## TEXT EXCERPT
>>>>
We’ve been doing some word-of-mouth dissemination and trying to collect stories so that we know how people are finding this helpful and where they like us to push in another direction. But one thing that I initiated, you know, kind of a, I like online tools and I like open access. So we have, again, with support from the Robert Wood Johnson Foundation, we have an equity and innovation resource hub, which you can find at the AcademyHealth website.
::Margo Edmunds, Ph.D.
But these are meant to be companion documents. And former professor I'm thinking about you want something that's online with a lot of deep content. It's got 25 pages, I think of resources of peer-reviewed articles and playbooks and lots of other resources that people can use. The Equity and Innovation Resource Hub is searchable by media, so if you want a video to show in your class or at your staff meeting, you can go find a video that's related to kind of introducing the content.
::Margo Edmunds, Ph.D.
And we also have infographics and playbooks and peer-reviewed articles and great literature and other resources that have been vetted and are curated by Academy Health. So I think a lot of people, when they start thinking, oh my goodness, I'm teaching a health equity course, where am I going to start? We want to have vetted and curated that material so that they know where to start.
::Joy Lewis
No, that's awesome. Thanks for doing that heavy lifting up front for folks. So with this particular resource though, the Roadmap for Researchers, what is your hope, right, in terms of how this could potentially change the design of health services research, potentially lead to better health policy, even.
::Margo Edmunds, Ph.D.
So, my hope would be for 10 years from now that the field will have evolved to a much more inclusive and representative group of people who really value diversity.
::Joy Lewis
Diversity of all, all kinds, diversity in its broadest definition.
::Margo Edmunds, Ph.D.
<<<<
## Structured page parsing data
>>>>
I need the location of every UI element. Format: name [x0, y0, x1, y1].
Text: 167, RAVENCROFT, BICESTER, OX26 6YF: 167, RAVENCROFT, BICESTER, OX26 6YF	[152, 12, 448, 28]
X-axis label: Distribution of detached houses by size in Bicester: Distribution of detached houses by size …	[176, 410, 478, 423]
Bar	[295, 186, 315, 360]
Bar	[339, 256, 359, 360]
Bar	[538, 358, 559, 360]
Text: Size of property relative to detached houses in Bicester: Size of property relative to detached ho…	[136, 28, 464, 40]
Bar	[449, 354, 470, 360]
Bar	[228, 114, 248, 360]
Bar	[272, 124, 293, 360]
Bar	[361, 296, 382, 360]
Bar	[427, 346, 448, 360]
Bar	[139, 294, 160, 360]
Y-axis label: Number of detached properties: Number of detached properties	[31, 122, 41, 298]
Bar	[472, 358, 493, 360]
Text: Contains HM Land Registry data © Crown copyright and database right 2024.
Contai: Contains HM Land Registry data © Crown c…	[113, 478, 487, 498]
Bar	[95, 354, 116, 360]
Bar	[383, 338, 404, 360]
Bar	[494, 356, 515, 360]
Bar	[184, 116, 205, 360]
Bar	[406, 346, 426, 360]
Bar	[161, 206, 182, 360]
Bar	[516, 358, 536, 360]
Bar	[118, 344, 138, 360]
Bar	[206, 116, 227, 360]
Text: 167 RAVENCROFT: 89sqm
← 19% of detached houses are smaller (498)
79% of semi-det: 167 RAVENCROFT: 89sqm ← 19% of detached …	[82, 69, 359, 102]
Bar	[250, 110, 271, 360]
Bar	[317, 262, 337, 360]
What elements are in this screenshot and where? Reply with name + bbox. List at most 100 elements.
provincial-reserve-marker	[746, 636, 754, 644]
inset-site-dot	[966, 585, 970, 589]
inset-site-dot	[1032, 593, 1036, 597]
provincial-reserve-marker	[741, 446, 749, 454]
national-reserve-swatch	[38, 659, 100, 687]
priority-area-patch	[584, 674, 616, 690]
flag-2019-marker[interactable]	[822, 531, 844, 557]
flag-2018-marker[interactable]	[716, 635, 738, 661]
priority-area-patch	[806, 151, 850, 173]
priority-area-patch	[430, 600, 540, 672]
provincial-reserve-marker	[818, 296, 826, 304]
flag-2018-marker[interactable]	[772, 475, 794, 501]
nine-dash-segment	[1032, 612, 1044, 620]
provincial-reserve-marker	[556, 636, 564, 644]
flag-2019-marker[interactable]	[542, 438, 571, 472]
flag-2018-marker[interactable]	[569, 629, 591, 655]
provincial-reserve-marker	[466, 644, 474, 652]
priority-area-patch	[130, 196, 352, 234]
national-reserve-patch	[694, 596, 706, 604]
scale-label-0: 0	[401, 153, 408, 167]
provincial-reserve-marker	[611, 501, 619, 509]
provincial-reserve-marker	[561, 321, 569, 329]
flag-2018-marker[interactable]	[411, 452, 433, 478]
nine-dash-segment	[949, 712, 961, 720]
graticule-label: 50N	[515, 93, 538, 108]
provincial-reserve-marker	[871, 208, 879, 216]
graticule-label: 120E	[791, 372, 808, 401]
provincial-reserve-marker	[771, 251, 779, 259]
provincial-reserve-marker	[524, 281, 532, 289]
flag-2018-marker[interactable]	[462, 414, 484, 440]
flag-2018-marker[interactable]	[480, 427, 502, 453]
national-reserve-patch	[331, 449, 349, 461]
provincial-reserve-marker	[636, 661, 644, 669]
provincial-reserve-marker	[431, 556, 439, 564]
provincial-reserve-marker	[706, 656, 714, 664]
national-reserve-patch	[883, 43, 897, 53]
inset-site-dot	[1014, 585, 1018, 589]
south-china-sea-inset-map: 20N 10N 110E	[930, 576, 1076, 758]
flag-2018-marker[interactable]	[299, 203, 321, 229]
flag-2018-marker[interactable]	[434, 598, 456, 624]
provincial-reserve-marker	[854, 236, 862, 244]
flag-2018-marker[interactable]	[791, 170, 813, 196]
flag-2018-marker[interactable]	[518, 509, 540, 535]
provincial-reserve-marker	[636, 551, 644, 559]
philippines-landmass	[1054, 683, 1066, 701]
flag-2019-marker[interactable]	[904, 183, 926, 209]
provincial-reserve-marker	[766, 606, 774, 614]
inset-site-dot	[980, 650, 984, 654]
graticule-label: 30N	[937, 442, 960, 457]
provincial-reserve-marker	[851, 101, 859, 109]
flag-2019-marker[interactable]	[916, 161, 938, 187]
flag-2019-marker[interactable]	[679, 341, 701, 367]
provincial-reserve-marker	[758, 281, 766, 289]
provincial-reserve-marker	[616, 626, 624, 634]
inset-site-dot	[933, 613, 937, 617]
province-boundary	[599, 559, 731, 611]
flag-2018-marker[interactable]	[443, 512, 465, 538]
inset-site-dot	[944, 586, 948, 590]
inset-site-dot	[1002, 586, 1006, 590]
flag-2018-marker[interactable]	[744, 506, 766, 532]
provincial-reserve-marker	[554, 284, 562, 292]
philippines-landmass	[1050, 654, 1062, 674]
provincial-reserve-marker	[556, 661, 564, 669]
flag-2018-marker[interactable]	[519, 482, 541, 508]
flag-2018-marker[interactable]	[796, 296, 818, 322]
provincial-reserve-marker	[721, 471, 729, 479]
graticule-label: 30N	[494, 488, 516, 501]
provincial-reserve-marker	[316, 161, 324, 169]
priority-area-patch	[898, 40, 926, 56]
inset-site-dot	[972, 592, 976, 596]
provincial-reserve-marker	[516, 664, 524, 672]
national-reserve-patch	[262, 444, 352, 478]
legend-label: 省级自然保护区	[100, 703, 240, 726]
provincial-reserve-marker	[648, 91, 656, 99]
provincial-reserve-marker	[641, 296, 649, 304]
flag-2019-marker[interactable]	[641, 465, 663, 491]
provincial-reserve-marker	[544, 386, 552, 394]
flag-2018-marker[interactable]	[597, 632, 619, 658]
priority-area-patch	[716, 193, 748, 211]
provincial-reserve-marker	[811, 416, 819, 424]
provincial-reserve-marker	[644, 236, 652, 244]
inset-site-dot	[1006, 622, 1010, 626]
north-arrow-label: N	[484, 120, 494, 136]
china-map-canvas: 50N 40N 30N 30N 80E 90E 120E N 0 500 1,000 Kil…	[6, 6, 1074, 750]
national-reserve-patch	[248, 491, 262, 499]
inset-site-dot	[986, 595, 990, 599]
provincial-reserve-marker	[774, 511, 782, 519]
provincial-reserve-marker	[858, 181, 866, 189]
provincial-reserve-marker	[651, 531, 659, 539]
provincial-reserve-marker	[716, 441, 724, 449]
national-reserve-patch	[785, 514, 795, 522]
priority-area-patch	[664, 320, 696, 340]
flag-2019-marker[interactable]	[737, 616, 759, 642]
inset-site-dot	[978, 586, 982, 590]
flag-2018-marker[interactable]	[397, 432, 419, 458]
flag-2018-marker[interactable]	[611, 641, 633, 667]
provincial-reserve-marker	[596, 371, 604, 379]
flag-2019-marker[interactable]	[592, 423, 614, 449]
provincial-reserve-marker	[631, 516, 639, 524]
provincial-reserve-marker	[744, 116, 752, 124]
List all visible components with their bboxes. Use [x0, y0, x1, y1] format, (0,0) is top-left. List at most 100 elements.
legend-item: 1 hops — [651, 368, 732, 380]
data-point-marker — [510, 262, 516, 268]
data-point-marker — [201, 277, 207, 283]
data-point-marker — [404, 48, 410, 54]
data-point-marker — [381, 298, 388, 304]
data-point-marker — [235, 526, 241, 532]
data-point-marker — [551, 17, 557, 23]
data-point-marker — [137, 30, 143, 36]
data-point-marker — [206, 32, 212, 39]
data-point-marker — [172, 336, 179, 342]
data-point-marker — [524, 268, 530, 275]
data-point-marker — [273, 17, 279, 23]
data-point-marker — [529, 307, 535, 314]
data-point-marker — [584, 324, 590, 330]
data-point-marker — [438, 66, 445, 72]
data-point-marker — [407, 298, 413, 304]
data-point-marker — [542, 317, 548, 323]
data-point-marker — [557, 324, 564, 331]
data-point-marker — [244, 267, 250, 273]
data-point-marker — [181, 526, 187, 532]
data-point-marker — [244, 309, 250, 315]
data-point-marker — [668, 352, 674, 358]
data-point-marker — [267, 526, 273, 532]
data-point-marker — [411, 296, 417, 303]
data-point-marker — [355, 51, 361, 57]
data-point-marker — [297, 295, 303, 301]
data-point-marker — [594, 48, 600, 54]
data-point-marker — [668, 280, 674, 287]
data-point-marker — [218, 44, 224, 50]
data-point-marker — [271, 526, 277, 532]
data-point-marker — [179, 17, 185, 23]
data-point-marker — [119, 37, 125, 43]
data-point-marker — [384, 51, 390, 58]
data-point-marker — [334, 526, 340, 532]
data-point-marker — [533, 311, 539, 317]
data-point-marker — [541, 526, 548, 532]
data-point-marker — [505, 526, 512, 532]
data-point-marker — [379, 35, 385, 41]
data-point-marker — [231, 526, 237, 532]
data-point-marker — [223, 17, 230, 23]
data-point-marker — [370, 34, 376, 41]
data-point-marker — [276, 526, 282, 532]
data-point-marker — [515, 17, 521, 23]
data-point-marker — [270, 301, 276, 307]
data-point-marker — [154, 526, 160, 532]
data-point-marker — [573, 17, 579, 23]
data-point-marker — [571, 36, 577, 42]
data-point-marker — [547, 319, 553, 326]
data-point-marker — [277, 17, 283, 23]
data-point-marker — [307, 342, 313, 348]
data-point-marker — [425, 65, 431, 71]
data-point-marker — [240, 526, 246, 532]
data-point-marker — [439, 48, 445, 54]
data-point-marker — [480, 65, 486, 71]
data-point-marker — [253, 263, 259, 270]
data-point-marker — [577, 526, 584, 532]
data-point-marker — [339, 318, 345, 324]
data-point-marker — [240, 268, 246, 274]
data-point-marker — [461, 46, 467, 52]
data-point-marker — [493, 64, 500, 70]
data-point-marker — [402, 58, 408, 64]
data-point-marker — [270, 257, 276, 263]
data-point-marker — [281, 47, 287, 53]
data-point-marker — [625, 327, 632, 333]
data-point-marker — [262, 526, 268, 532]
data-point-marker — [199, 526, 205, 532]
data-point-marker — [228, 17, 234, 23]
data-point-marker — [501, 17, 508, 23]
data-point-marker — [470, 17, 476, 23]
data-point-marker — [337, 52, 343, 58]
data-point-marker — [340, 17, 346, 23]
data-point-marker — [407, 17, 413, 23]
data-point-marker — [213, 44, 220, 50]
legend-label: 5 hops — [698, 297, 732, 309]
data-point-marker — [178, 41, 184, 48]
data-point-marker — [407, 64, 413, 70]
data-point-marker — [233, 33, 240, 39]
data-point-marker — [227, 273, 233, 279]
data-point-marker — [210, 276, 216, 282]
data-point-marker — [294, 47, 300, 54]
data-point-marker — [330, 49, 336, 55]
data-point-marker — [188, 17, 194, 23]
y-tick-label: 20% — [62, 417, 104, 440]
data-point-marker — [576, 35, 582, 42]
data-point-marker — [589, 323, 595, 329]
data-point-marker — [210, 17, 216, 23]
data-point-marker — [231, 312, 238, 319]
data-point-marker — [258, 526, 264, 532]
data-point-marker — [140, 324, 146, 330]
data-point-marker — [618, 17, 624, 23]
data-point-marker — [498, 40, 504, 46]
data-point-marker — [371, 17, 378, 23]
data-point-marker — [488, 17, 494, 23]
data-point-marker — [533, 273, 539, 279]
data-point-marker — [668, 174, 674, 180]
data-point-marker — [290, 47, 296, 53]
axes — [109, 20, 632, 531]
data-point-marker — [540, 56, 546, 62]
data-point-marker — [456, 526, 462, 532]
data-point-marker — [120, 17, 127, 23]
<<<<
## TASK DIRECTIONS
From the interview transcript, extract the passage that opens with the words "We’ve been doing" and ends after "the AcademyHealth website.", copying it word for word.

## EXPECTED ANSWER
We’ve been doing some word-of-mouth dissemination and trying to collect stories so that we know how people are finding this helpful and where they like us to push in another direction. But one thing that I initiated, you know, kind of a, I like online tools and I like open access. So we have, again, with support from the Robert Wood Johnson Foundation, we have an equity and innovation resource hub, which you can find at the AcademyHealth website.